Page text
= = =
There is already a broader movement to create freer trade across Africa. The newly established Continental Free Trade Area (CFTA) seeks to bring the 55 members of the African Union together. By spring 2018, 44 states had formally joined CFTA. Predating the CFTA, regional economic communities have also been working on removing tariff and nontariff barriers to trade.
Yet, because drugs are such a highly specialized product, these efforts do not sufficiently enable the creation of regional hubs for pharmaceuticals. The African Medicines Regulatory Harmonization effort has yielded noteworthy results, with the East Africa Community countries conducting joint assessments and inspections. However, companies still cannot file a single registration recognized by neighboring countries anywhere in sub-Saharan Africa today. Until that happens, no at-scale company can realistically serve multiple countries.
Focus on drug-product formulation, but keep an eye on new technology
Focusing on the right part of the value chain will be critical to the success of a pharma sector in sub-Saharan Africa. APIs today are very scale sensitive and hard to manufacture. Most countries in the region lack the requisite chemicals sector for API production, which our modeling suggests would already be 10 to 15 percent costlier than imports from India. That makes drug-product formulation the better bet, while continuing to import APIs—for now, at least.
Looking ahead, this focus could evolve. New technologies may reduce API costs by altering scale economics to maintain competitive prices, simplifying manufacturing, or enhancing quality. Sub-Saharan Africa has the advantage of adopting cutting-edge technologies without the concern of replacing existing technologies in legacy plants. Some of the most promising technologies on the horizon include improved process chemistry, continuous manufacturing, and modular plant design. Using Ethiopia as an example, if they choose the right molecules for production, they could reduce costs by approximately 5 to 35 percent by employing improved chemical-synthesis processes, and continuous production could cut costs by another 10 to 25 percent. In addition, modular plant design could speed construction of these plants and ensure tighter quality assurance.
Upgrade the value chain
Though the focus may be on drug-product manufacturing, countries might also consider upgrading the value chain beyond just manufacturers. In sub-Saharan Africa, the distribution system is fragmented, with distributors, wholesalers, and retailers adding markups to the product. In some countries, the drug markup can almost double the manufacturer’s price by the time it reaches the end consumer. This system not only raises drug prices but also compromises quality assurance, with each step introducing the potential for improper storage, tampering, or delays, particularly as drugs near their expiration dates.
To get the value chain under control, governments might better enforce quality standards in distribution, wholesaling, and retailing, for example. Many tiny unregulated shops today don’t meet standards already on the books. If they did, it may encourage some industry consolidation and encouraging discipline that will also lead to better patient outcomes.
Some question sub-Saharan African countries’ ability to build a local pharmaceuticals industry, while others question the wisdom of doing so. The presented analyses should comfort the skeptics by demonstrating the potential for a robust local industry in certain countries under the right conditions. It is now for public- and private-sector leaders in the region to decide whether to try.
= = =
Provided material
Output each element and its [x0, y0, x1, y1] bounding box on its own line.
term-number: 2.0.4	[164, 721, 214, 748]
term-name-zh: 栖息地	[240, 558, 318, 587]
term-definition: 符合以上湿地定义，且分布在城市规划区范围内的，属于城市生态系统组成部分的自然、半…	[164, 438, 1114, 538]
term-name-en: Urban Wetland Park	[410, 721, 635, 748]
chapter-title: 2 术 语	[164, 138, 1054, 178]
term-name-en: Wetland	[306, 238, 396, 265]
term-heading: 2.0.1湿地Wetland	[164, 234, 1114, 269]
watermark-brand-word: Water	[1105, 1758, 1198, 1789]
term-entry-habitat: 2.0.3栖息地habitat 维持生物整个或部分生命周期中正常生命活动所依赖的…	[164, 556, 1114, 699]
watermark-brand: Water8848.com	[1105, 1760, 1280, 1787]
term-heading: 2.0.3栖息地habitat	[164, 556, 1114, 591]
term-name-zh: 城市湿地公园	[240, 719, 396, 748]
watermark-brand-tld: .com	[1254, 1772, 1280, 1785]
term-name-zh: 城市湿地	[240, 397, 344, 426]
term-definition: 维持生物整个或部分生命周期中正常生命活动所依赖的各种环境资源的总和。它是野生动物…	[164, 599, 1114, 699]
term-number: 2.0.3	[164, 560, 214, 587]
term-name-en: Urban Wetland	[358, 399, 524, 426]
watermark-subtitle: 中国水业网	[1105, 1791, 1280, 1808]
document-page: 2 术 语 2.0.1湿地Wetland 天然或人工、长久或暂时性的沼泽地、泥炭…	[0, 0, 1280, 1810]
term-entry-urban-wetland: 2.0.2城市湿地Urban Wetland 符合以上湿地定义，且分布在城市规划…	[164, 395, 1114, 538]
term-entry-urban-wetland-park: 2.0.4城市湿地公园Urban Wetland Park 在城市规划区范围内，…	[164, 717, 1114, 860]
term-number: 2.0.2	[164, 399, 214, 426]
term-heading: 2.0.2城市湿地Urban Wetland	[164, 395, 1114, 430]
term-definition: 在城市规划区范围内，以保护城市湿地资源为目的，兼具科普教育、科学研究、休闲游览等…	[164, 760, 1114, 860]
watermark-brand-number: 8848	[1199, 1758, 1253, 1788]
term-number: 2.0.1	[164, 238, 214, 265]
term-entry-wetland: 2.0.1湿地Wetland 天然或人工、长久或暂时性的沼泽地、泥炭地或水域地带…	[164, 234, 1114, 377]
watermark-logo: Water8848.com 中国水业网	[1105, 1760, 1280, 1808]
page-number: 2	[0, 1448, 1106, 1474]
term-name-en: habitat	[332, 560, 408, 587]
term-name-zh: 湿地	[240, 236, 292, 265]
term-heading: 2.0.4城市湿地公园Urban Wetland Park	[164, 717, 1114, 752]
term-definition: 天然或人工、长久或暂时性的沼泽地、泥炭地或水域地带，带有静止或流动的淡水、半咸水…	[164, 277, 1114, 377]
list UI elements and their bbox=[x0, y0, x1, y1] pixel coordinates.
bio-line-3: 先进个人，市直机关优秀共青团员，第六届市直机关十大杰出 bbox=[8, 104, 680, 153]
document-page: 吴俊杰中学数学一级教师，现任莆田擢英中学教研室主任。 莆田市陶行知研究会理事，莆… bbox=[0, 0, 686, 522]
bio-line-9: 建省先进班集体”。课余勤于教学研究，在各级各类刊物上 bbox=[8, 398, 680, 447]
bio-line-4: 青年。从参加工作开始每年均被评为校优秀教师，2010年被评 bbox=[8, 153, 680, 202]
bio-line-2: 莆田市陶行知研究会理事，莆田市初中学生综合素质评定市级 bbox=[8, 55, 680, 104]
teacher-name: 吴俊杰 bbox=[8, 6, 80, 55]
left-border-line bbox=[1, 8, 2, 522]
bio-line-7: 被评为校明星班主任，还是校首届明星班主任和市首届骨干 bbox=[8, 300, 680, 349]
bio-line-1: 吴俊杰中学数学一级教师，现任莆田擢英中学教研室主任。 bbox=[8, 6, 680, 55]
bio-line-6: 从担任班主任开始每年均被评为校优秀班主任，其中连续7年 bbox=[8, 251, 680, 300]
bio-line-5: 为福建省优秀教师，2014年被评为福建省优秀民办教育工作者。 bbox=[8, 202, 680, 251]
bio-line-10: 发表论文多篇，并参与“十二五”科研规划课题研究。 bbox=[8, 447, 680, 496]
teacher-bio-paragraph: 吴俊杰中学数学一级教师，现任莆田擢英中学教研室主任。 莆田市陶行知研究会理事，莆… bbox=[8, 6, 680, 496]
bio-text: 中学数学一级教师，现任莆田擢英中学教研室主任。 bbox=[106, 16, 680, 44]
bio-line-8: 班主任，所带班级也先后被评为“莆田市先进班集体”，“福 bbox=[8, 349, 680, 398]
= = =
Exercise 1
According to the passage on sub-Saharan pharmaceuticals, how many states had formally joined the Continental Free Trade Area by spring 2018?
Exercise 2
List the technologies that the passage on sub-Saharan pharmaceuticals names as among the most promising on the horizon.
Exercise 3
Please reproduce the part of the passage on sub-Saharan pharmaceuticals between "Looking ahead, this" and "tighter quality assurance.", inclusive.

Exercise response 1
44

Exercise response 2
- Improved process chemistry
- Continuous manufacturing
- Modular plant design

Exercise response 3
Looking ahead, this focus could evolve. New technologies may reduce API costs by altering scale economics to maintain competitive prices, simplifying manufacturing, or enhancing quality. Sub-Saharan Africa has the advantage of adopting cutting-edge technologies without the concern of replacing existing technologies in legacy plants. Some of the most promising technologies on the horizon include improved process chemistry, continuous manufacturing, and modular plant design. Using Ethiopia as an example, if they choose the right molecules for production, they could reduce costs by approximately 5 to 35 percent by employing improved chemical-synthesis processes, and continuous production could cut costs by another 10 to 25 percent. In addition, modular plant design could speed construction of these plants and ensure tighter quality assurance.